Figure data in JSON
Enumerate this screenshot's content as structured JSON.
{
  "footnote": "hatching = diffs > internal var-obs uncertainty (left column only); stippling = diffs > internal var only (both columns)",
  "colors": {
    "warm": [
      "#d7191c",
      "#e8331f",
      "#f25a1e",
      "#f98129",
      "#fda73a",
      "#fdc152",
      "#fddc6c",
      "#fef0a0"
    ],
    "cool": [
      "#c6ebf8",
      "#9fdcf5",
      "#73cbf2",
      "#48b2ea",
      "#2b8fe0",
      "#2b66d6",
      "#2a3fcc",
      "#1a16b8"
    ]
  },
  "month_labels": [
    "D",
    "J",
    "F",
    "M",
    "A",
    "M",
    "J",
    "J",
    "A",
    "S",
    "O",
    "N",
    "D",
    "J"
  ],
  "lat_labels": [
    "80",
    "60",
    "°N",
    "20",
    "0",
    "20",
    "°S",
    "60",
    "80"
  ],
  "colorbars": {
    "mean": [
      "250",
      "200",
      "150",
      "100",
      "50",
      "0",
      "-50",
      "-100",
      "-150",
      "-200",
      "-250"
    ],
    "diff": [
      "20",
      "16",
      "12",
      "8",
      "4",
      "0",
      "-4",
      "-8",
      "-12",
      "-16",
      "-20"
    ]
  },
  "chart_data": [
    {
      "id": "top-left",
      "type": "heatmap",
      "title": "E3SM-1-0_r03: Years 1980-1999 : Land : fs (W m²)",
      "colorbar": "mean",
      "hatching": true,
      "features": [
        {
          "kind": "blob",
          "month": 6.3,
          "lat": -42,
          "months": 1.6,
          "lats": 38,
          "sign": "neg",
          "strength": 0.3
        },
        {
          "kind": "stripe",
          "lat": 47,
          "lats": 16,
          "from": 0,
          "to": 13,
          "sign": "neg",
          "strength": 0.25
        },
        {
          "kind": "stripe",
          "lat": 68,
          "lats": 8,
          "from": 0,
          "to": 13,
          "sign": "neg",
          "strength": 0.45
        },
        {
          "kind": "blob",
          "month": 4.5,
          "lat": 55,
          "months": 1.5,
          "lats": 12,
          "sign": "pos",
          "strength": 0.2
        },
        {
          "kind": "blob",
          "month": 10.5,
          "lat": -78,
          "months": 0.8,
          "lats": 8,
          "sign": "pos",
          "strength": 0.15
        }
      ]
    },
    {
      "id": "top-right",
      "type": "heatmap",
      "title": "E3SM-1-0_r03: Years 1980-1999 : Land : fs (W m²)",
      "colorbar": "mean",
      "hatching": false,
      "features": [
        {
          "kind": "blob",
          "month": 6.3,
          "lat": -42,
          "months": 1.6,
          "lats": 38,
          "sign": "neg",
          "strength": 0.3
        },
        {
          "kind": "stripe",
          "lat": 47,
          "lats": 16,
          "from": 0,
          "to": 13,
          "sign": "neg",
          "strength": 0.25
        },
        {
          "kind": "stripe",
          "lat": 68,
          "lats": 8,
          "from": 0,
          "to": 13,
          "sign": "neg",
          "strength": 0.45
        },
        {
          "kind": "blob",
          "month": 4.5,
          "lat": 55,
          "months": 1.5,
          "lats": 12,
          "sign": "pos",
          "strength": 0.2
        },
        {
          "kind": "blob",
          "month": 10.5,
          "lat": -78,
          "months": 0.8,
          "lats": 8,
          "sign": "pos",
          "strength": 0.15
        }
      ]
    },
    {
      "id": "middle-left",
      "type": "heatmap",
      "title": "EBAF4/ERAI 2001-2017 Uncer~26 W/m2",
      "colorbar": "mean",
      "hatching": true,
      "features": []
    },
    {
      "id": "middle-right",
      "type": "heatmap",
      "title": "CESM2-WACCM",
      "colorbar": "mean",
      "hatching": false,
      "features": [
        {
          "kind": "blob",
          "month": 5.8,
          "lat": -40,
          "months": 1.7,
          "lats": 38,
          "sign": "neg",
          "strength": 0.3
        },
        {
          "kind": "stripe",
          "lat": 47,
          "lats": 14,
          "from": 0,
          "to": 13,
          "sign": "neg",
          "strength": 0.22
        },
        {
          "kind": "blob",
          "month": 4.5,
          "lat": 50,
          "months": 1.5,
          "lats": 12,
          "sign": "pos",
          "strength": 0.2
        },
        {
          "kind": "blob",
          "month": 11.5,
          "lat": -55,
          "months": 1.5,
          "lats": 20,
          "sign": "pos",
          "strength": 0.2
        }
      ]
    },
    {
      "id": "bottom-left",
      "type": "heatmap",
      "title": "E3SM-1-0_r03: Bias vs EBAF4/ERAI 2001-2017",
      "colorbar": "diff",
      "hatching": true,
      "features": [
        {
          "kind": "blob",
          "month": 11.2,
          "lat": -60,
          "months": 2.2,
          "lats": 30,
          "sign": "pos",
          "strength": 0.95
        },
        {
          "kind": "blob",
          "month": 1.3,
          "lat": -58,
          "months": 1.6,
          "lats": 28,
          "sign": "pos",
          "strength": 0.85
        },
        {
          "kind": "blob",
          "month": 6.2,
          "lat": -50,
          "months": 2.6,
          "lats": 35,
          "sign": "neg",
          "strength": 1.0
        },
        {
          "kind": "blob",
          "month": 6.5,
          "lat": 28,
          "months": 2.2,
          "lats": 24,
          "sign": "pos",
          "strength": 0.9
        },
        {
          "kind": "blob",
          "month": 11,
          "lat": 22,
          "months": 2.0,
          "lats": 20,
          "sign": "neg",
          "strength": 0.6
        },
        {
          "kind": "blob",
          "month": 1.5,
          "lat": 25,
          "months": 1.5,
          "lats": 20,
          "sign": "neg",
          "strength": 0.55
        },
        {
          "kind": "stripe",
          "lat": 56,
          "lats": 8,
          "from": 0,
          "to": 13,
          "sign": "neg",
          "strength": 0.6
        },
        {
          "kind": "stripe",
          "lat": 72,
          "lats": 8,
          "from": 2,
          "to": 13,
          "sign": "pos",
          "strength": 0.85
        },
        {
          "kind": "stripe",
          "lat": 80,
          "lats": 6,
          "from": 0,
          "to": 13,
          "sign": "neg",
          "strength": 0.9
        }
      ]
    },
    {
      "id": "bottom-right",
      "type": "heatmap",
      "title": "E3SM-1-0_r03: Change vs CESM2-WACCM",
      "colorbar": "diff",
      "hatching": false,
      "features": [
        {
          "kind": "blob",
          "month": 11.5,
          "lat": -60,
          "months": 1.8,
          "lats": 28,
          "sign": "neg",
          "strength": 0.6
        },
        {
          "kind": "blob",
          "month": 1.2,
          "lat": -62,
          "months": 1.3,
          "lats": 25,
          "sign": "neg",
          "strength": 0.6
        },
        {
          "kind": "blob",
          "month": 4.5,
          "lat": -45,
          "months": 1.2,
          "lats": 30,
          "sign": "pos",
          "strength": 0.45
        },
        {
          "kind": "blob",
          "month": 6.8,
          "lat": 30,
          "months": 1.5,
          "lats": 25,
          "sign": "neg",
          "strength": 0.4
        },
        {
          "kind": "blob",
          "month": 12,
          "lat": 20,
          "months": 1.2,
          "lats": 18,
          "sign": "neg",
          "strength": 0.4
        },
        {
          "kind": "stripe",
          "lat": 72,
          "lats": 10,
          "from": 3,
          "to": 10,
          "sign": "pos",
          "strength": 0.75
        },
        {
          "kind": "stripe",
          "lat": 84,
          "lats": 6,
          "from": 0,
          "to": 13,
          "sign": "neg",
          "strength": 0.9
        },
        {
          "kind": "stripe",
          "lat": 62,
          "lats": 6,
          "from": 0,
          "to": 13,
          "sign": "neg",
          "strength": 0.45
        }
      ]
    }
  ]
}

→ What you will do
Recopy all the lines exactly as they appear.

→ Full answer
Enumerate this screenshot's content as structured JSON.
{
  "footnote": "hatching = diffs > internal var-obs uncertainty (left column only); stippling = diffs > internal var only (both columns)",
  "colors": {
    "warm": [
      "#d7191c",
      "#e8331f",
      "#f25a1e",
      "#f98129",
      "#fda73a",
      "#fdc152",
      "#fddc6c",
      "#fef0a0"
    ],
    "cool": [
      "#c6ebf8",
      "#9fdcf5",
      "#73cbf2",
      "#48b2ea",
      "#2b8fe0",
      "#2b66d6",
      "#2a3fcc",
      "#1a16b8"
    ]
  },
  "month_labels": [
    "D",
    "J",
    "F",
    "M",
    "A",
    "M",
    "J",
    "J",
    "A",
    "S",
    "O",
    "N",
    "D",
    "J"
  ],
  "lat_labels": [
    "80",
    "60",
    "°N",
    "20",
    "0",
    "20",
    "°S",
    "60",
    "80"
  ],
  "colorbars": {
    "mean": [
      "250",
      "200",
      "150",
      "100",
      "50",
      "0",
      "-50",
      "-100",
      "-150",
      "-200",
      "-250"
    ],
    "diff": [
      "20",
      "16",
      "12",
      "8",
      "4",
      "0",
      "-4",
      "-8",
      "-12",
      "-16",
      "-20"
    ]
  },
  "chart_data": [
    {
      "id": "top-left",
      "type": "heatmap",
      "title": "E3SM-1-0_r03: Years 1980-1999 : Land : fs (W m²)",
      "colorbar": "mean",
      "hatching": true,
      "features": [
        {
          "kind": "blob",
          "month": 6.3,
          "lat": -42,
          "months": 1.6,
          "lats": 38,
          "sign": "neg",
          "strength": 0.3
        },
        {
          "kind": "stripe",
          "lat": 47,
          "lats": 16,
          "from": 0,
          "to": 13,
          "sign": "neg",
          "strength": 0.25
        },
        {
          "kind": "stripe",
          "lat": 68,
          "lats": 8,
          "from": 0,
          "to": 13,
          "sign": "neg",
          "strength": 0.45
        },
        {
          "kind": "blob",
          "month": 4.5,
          "lat": 55,
          "months": 1.5,
          "lats": 12,
          "sign": "pos",
          "strength": 0.2
        },
        {
          "kind": "blob",
          "month": 10.5,
          "lat": -78,
          "months": 0.8,
          "lats": 8,
          "sign": "pos",
          "strength": 0.15
        }
      ]
    },
    {
      "id": "top-right",
      "type": "heatmap",
      "title": "E3SM-1-0_r03: Years 1980-1999 : Land : fs (W m²)",
      "colorbar": "mean",
      "hatching": false,
      "features": [
        {
          "kind": "blob",
          "month": 6.3,
          "lat": -42,
          "months": 1.6,
          "lats": 38,
          "sign": "neg",
          "strength": 0.3
        },
        {
          "kind": "stripe",
          "lat": 47,
          "lats": 16,
          "from": 0,
          "to": 13,
          "sign": "neg",
          "strength": 0.25
        },
        {
          "kind": "stripe",
          "lat": 68,
          "lats": 8,
          "from": 0,
          "to": 13,
          "sign": "neg",
          "strength": 0.45
        },
        {
          "kind": "blob",
          "month": 4.5,
          "lat": 55,
          "months": 1.5,
          "lats": 12,
          "sign": "pos",
          "strength": 0.2
        },
        {
          "kind": "blob",
          "month": 10.5,
          "lat": -78,
          "months": 0.8,
          "lats": 8,
          "sign": "pos",
          "strength": 0.15
        }
      ]
    },
    {
      "id": "middle-left",
      "type": "heatmap",
      "title": "EBAF4/ERAI 2001-2017 Uncer~26 W/m2",
      "colorbar": "mean",
      "hatching": true,
      "features": []
    },
    {
      "id": "middle-right",
      "type": "heatmap",
      "title": "CESM2-WACCM",
      "colorbar": "mean",
      "hatching": false,
      "features": [
        {
          "kind": "blob",
          "month": 5.8,
          "lat": -40,
          "months": 1.7,
          "lats": 38,
          "sign": "neg",
          "strength": 0.3
        },
        {
          "kind": "stripe",
          "lat": 47,
          "lats": 14,
          "from": 0,
          "to": 13,
          "sign": "neg",
          "strength": 0.22
        },
        {
          "kind": "blob",
          "month": 4.5,
          "lat": 50,
          "months": 1.5,
          "lats": 12,
          "sign": "pos",
          "strength": 0.2
        },
        {
          "kind": "blob",
          "month": 11.5,
          "lat": -55,
          "months": 1.5,
          "lats": 20,
          "sign": "pos",
          "strength": 0.2
        }
      ]
    },
    {
      "id": "bottom-left",
      "type": "heatmap",
      "title": "E3SM-1-0_r03: Bias vs EBAF4/ERAI 2001-2017",
      "colorbar": "diff",
      "hatching": true,
      "features": [
        {
          "kind": "blob",
          "month": 11.2,
          "lat": -60,
          "months": 2.2,
          "lats": 30,
          "sign": "pos",
          "strength": 0.95
        },
        {
          "kind": "blob",
          "month": 1.3,
          "lat": -58,
          "months": 1.6,
          "lats": 28,
          "sign": "pos",
          "strength": 0.85
        },
        {
          "kind": "blob",
          "month": 6.2,
          "lat": -50,
          "months": 2.6,
          "lats": 35,
          "sign": "neg",
          "strength": 1.0
        },
        {
          "kind": "blob",
          "month": 6.5,
          "lat": 28,
          "months": 2.2,
          "lats": 24,
          "sign": "pos",
          "strength": 0.9
        },
        {
          "kind": "blob",
          "month": 11,
          "lat": 22,
          "months": 2.0,
          "lats": 20,
          "sign": "neg",
          "strength": 0.6
        },
        {
          "kind": "blob",
          "month": 1.5,
          "lat": 25,
          "months": 1.5,
          "lats": 20,
          "sign": "neg",
          "strength": 0.55
        },
        {
          "kind": "stripe",
          "lat": 56,
          "lats": 8,
          "from": 0,
          "to": 13,
          "sign": "neg",
          "strength": 0.6
        },
        {
          "kind": "stripe",
          "lat": 72,
          "lats": 8,
          "from": 2,
          "to": 13,
          "sign": "pos",
          "strength": 0.85
        },
        {
          "kind": "stripe",
          "lat": 80,
          "lats": 6,
          "from": 0,
          "to": 13,
          "sign": "neg",
          "strength": 0.9
        }
      ]
    },
    {
      "id": "bottom-right",
      "type": "heatmap",
      "title": "E3SM-1-0_r03: Change vs CESM2-WACCM",
      "colorbar": "diff",
      "hatching": false,
      "features": [
        {
          "kind": "blob",
          "month": 11.5,
          "lat": -60,
          "months": 1.8,
          "lats": 28,
          "sign": "neg",
          "strength": 0.6
        },
        {
          "kind": "blob",
          "month": 1.2,
          "lat": -62,
          "months": 1.3,
          "lats": 25,
          "sign": "neg",
          "strength": 0.6
        },
        {
          "kind": "blob",
          "month": 4.5,
          "lat": -45,
          "months": 1.2,
          "lats": 30,
          "sign": "pos",
          "strength": 0.45
        },
        {
          "kind": "blob",
          "month": 6.8,
          "lat": 30,
          "months": 1.5,
          "lats": 25,
          "sign": "neg",
          "strength": 0.4
        },
        {
          "kind": "blob",
          "month": 12,
          "lat": 20,
          "months": 1.2,
          "lats": 18,
          "sign": "neg",
          "strength": 0.4
        },
        {
          "kind": "stripe",
          "lat": 72,
          "lats": 10,
          "from": 3,
          "to": 10,
          "sign": "pos",
          "strength": 0.75
        },
        {
          "kind": "stripe",
          "lat": 84,
          "lats": 6,
          "from": 0,
          "to": 13,
          "sign": "neg",
          "strength": 0.9
        },
        {
          "kind": "stripe",
          "lat": 62,
          "lats": 6,
          "from": 0,
          "to": 13,
          "sign": "neg",
          "strength": 0.45
        }
      ]
    }
  ]
}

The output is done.